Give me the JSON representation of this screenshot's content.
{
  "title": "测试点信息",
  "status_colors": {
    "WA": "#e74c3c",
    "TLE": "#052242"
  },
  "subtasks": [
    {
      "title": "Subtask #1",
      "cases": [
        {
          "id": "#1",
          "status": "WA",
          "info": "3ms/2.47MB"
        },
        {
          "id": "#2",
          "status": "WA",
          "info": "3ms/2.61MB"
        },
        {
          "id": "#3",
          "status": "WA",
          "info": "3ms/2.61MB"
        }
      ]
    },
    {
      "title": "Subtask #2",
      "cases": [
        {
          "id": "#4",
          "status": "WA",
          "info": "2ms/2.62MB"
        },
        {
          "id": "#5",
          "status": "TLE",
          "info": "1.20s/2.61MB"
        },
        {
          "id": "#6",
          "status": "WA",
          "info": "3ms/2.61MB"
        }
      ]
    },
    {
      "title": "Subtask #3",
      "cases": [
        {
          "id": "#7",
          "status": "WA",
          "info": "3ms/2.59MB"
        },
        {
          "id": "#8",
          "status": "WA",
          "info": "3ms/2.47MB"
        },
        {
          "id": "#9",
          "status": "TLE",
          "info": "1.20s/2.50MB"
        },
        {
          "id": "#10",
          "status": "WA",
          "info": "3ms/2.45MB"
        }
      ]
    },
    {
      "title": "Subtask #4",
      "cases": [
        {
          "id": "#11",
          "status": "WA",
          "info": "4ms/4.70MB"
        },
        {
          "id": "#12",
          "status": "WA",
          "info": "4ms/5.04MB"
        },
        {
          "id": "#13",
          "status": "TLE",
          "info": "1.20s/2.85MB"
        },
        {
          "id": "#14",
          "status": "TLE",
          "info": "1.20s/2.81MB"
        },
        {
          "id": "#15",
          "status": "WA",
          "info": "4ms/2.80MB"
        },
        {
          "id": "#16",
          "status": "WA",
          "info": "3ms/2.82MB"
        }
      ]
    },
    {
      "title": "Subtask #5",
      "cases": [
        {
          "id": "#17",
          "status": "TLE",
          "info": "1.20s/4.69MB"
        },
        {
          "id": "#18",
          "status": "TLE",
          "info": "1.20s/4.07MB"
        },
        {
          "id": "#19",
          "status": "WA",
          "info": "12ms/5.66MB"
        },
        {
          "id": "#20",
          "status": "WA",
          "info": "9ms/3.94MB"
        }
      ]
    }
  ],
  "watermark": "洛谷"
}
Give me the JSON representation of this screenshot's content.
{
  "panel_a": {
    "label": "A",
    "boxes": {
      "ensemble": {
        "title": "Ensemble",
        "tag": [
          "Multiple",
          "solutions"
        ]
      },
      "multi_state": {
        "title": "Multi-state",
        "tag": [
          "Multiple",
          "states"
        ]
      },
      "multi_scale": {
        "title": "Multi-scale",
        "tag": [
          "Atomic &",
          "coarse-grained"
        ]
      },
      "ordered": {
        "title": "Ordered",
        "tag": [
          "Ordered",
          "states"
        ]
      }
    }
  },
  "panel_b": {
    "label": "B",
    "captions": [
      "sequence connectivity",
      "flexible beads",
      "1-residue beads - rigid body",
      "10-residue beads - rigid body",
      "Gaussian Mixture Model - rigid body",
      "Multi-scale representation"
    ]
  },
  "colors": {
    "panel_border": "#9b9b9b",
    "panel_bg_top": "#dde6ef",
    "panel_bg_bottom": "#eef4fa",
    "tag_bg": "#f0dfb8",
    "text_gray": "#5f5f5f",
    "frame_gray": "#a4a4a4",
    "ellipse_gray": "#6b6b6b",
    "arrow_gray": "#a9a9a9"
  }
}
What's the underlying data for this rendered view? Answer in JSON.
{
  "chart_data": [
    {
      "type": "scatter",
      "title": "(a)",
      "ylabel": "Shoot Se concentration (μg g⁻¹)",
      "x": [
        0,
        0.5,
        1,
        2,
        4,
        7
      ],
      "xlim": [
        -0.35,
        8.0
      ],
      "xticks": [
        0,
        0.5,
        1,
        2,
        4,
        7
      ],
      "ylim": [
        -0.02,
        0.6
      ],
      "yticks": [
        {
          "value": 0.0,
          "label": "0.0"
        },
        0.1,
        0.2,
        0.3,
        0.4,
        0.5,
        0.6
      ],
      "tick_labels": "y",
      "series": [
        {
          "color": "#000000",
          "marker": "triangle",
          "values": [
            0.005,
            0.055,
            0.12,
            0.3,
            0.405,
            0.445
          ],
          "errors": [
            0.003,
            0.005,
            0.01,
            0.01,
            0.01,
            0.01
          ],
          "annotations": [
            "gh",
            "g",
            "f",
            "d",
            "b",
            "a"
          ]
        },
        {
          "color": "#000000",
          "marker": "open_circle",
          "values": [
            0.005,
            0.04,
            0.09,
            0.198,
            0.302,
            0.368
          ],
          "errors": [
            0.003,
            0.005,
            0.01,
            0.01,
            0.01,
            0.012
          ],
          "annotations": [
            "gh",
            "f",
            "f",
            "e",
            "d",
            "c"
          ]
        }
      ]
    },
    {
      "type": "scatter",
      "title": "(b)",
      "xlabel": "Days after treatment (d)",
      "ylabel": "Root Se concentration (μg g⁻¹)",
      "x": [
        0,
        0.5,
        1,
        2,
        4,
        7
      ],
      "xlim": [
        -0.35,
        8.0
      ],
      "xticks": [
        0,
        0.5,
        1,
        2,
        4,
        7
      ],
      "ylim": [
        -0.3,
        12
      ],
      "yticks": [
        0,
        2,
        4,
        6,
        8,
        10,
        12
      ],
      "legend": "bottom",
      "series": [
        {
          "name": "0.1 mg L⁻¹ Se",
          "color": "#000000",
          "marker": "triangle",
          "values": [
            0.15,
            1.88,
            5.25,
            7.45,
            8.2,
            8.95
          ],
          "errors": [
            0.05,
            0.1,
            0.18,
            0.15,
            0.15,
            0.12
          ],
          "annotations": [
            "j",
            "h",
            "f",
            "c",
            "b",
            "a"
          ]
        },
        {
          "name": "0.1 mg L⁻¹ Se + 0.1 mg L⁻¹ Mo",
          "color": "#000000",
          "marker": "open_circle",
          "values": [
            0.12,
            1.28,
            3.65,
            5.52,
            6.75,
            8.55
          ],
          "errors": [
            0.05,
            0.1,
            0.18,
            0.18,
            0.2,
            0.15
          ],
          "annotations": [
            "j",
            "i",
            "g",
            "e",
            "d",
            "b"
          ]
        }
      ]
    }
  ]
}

-------------------------

## The request
Each entry is to be returned in full, character for character.

## Solution for this problem
Give me the JSON representation of this screenshot's content.
{
  "title": "测试点信息",
  "status_colors": {
    "WA": "#e74c3c",
    "TLE": "#052242"
  },
  "subtasks": [
    {
      "title": "Subtask #1",
      "cases": [
        {
          "id": "#1",
          "status": "WA",
          "info": "3ms/2.47MB"
        },
        {
          "id": "#2",
          "status": "WA",
          "info": "3ms/2.61MB"
        },
        {
          "id": "#3",
          "status": "WA",
          "info": "3ms/2.61MB"
        }
      ]
    },
    {
      "title": "Subtask #2",
      "cases": [
        {
          "id": "#4",
          "status": "WA",
          "info": "2ms/2.62MB"
        },
        {
          "id": "#5",
          "status": "TLE",
          "info": "1.20s/2.61MB"
        },
        {
          "id": "#6",
          "status": "WA",
          "info": "3ms/2.61MB"
        }
      ]
    },
    {
      "title": "Subtask #3",
      "cases": [
        {
          "id": "#7",
          "status": "WA",
          "info": "3ms/2.59MB"
        },
        {
          "id": "#8",
          "status": "WA",
          "info": "3ms/2.47MB"
        },
        {
          "id": "#9",
          "status": "TLE",
          "info": "1.20s/2.50MB"
        },
        {
          "id": "#10",
          "status": "WA",
          "info": "3ms/2.45MB"
        }
      ]
    },
    {
      "title": "Subtask #4",
      "cases": [
        {
          "id": "#11",
          "status": "WA",
          "info": "4ms/4.70MB"
        },
        {
          "id": "#12",
          "status": "WA",
          "info": "4ms/5.04MB"
        },
        {
          "id": "#13",
          "status": "TLE",
          "info": "1.20s/2.85MB"
        },
        {
          "id": "#14",
          "status": "TLE",
          "info": "1.20s/2.81MB"
        },
        {
          "id": "#15",
          "status": "WA",
          "info": "4ms/2.80MB"
        },
        {
          "id": "#16",
          "status": "WA",
          "info": "3ms/2.82MB"
        }
      ]
    },
    {
      "title": "Subtask #5",
      "cases": [
        {
          "id": "#17",
          "status": "TLE",
          "info": "1.20s/4.69MB"
        },
        {
          "id": "#18",
          "status": "TLE",
          "info": "1.20s/4.07MB"
        },
        {
          "id": "#19",
          "status": "WA",
          "info": "12ms/5.66MB"
        },
        {
          "id": "#20",
          "status": "WA",
          "info": "9ms/3.94MB"
        }
      ]
    }
  ],
  "watermark": "洛谷"
}
Give me the JSON representation of this screenshot's content.
{
  "panel_a": {
    "label": "A",
    "boxes": {
      "ensemble": {
        "title": "Ensemble",
        "tag": [
          "Multiple",
          "solutions"
        ]
      },
      "multi_state": {
        "title": "Multi-state",
        "tag": [
          "Multiple",
          "states"
        ]
      },
      "multi_scale": {
        "title": "Multi-scale",
        "tag": [
          "Atomic &",
          "coarse-grained"
        ]
      },
      "ordered": {
        "title": "Ordered",
        "tag": [
          "Ordered",
          "states"
        ]
      }
    }
  },
  "panel_b": {
    "label": "B",
    "captions": [
      "sequence connectivity",
      "flexible beads",
      "1-residue beads - rigid body",
      "10-residue beads - rigid body",
      "Gaussian Mixture Model - rigid body",
      "Multi-scale representation"
    ]
  },
  "colors": {
    "panel_border": "#9b9b9b",
    "panel_bg_top": "#dde6ef",
    "panel_bg_bottom": "#eef4fa",
    "tag_bg": "#f0dfb8",
    "text_gray": "#5f5f5f",
    "frame_gray": "#a4a4a4",
    "ellipse_gray": "#6b6b6b",
    "arrow_gray": "#a9a9a9"
  }
}
What's the underlying data for this rendered view? Answer in JSON.
{
  "chart_data": [
    {
      "type": "scatter",
      "title": "(a)",
      "ylabel": "Shoot Se concentration (μg g⁻¹)",
      "x": [
        0,
        0.5,
        1,
        2,
        4,
        7
      ],
      "xlim": [
        -0.35,
        8.0
      ],
      "xticks": [
        0,
        0.5,
        1,
        2,
        4,
        7
      ],
      "ylim": [
        -0.02,
        0.6
      ],
      "yticks": [
        {
          "value": 0.0,
          "label": "0.0"
        },
        0.1,
        0.2,
        0.3,
        0.4,
        0.5,
        0.6
      ],
      "tick_labels": "y",
      "series": [
        {
          "color": "#000000",
          "marker": "triangle",
          "values": [
            0.005,
            0.055,
            0.12,
            0.3,
            0.405,
            0.445
          ],
          "errors": [
            0.003,
            0.005,
            0.01,
            0.01,
            0.01,
            0.01
          ],
          "annotations": [
            "gh",
            "g",
            "f",
            "d",
            "b",
            "a"
          ]
        },
        {
          "color": "#000000",
          "marker": "open_circle",
          "values": [
            0.005,
            0.04,
            0.09,
            0.198,
            0.302,
            0.368
          ],
          "errors": [
            0.003,
            0.005,
            0.01,
            0.01,
            0.01,
            0.012
          ],
          "annotations": [
            "gh",
            "f",
            "f",
            "e",
            "d",
            "c"
          ]
        }
      ]
    },
    {
      "type": "scatter",
      "title": "(b)",
      "xlabel": "Days after treatment (d)",
      "ylabel": "Root Se concentration (μg g⁻¹)",
      "x": [
        0,
        0.5,
        1,
        2,
        4,
        7
      ],
      "xlim": [
        -0.35,
        8.0
      ],
      "xticks": [
        0,
        0.5,
        1,
        2,
        4,
        7
      ],
      "ylim": [
        -0.3,
        12
      ],
      "yticks": [
        0,
        2,
        4,
        6,
        8,
        10,
        12
      ],
      "legend": "bottom",
      "series": [
        {
          "name": "0.1 mg L⁻¹ Se",
          "color": "#000000",
          "marker": "triangle",
          "values": [
            0.15,
            1.88,
            5.25,
            7.45,
            8.2,
            8.95
          ],
          "errors": [
            0.05,
            0.1,
            0.18,
            0.15,
            0.15,
            0.12
          ],
          "annotations": [
            "j",
            "h",
            "f",
            "c",
            "b",
            "a"
          ]
        },
        {
          "name": "0.1 mg L⁻¹ Se + 0.1 mg L⁻¹ Mo",
          "color": "#000000",
          "marker": "open_circle",
          "values": [
            0.12,
            1.28,
            3.65,
            5.52,
            6.75,
            8.55
          ],
          "errors": [
            0.05,
            0.1,
            0.18,
            0.18,
            0.2,
            0.15
          ],
          "annotations": [
            "j",
            "i",
            "g",
            "e",
            "d",
            "b"
          ]
        }
      ]
    }
  ]
}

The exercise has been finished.